Records about charts and figures
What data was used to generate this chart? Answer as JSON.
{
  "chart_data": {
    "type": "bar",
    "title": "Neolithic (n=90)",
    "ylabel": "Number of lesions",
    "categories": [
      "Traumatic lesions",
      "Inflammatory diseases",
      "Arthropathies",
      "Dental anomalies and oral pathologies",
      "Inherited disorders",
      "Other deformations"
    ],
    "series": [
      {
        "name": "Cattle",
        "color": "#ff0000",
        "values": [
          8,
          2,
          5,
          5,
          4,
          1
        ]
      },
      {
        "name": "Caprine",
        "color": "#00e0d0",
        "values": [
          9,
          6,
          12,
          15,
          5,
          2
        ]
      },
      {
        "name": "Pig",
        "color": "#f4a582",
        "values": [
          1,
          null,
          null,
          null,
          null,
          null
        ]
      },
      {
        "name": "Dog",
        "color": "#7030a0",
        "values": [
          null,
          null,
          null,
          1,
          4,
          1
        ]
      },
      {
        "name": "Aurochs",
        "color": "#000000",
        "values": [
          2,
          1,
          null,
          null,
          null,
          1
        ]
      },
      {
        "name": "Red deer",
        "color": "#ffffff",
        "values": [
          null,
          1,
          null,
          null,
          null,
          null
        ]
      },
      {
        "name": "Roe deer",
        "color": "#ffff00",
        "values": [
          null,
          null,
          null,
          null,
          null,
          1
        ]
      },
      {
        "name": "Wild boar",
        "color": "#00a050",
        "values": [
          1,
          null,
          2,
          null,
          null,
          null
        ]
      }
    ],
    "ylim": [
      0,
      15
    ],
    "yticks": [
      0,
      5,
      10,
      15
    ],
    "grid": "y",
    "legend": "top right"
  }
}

...

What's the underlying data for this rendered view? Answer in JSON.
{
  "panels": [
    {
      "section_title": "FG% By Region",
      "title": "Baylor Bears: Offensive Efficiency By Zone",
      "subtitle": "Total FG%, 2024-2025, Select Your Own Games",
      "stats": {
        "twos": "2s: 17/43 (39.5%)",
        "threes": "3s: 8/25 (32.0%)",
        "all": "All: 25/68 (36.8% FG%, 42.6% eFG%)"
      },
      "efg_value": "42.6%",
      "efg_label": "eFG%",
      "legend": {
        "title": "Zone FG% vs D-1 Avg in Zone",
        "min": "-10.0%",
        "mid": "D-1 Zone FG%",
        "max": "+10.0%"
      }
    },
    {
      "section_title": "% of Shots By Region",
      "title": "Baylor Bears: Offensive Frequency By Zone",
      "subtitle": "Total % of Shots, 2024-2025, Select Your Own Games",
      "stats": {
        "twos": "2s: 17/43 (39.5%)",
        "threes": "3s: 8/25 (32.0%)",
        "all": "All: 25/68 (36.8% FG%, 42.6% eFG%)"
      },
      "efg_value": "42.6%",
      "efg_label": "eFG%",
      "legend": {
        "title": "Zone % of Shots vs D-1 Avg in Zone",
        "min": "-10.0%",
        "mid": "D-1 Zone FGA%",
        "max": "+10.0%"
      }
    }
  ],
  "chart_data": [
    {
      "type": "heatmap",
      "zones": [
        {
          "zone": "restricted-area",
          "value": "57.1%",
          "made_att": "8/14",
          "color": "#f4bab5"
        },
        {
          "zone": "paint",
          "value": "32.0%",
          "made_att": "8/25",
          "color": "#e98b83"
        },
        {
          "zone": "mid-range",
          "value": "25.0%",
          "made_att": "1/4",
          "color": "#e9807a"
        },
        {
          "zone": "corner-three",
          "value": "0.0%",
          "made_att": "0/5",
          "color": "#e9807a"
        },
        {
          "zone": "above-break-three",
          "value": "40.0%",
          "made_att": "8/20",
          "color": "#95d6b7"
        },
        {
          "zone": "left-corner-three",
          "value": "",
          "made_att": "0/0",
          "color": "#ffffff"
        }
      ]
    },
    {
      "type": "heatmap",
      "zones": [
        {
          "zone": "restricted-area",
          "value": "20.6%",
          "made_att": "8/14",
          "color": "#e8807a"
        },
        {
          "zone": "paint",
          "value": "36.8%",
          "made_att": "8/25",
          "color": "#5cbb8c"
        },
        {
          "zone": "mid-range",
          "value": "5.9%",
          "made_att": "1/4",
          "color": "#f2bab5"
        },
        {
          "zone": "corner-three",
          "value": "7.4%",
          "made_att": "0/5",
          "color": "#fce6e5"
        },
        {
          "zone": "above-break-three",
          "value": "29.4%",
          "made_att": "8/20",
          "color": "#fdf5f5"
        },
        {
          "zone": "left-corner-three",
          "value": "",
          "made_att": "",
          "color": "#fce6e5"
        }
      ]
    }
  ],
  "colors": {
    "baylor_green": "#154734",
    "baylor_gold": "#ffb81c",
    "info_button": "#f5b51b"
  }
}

» **Task statement**
Locate all lines in the listing above with the word "Shots" and copy them.

» **Task response**
      "section_title": "% of Shots By Region",
      "subtitle": "Total % of Shots, 2024-2025, Select Your Own Games",
        "title": "Zone % of Shots vs D-1 Avg in Zone",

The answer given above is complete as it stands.